Using the data below, copy each line that includes the word "https".
-*-
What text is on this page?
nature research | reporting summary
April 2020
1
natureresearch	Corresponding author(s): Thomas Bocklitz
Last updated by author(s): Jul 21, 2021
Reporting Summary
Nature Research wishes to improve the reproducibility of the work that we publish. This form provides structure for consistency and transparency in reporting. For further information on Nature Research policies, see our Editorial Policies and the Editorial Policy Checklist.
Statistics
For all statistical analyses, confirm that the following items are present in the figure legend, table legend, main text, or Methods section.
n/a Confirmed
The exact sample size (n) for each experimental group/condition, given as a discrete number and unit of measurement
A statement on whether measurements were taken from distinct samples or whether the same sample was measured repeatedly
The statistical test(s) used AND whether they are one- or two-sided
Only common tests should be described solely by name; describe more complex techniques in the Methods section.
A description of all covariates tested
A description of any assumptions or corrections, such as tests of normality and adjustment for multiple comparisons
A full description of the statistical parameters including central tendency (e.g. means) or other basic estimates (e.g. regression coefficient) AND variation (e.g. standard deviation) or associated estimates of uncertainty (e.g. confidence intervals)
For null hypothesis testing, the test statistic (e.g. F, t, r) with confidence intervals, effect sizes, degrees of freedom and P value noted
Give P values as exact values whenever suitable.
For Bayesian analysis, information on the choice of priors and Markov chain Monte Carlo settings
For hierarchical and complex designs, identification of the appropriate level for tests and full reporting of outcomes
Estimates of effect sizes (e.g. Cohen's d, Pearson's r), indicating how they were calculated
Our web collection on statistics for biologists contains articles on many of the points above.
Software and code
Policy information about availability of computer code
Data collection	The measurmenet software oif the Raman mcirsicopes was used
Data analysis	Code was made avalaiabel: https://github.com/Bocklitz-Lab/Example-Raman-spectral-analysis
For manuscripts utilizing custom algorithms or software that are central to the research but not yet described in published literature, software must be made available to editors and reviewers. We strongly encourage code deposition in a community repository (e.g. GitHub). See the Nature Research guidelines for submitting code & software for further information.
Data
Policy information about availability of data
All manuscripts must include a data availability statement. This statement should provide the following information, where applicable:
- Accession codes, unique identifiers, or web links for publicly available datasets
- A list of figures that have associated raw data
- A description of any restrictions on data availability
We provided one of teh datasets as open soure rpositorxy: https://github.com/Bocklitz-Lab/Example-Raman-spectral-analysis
-*-
• _Answer to the problem_:
Data analysis	Code was made avalaiabel: https://github.com/Bocklitz-Lab/Example-Raman-spectral-analysis
We provided one of teh datasets as open soure rpositorxy: https://github.com/Bocklitz-Lab/Example-Raman-spectral-analysis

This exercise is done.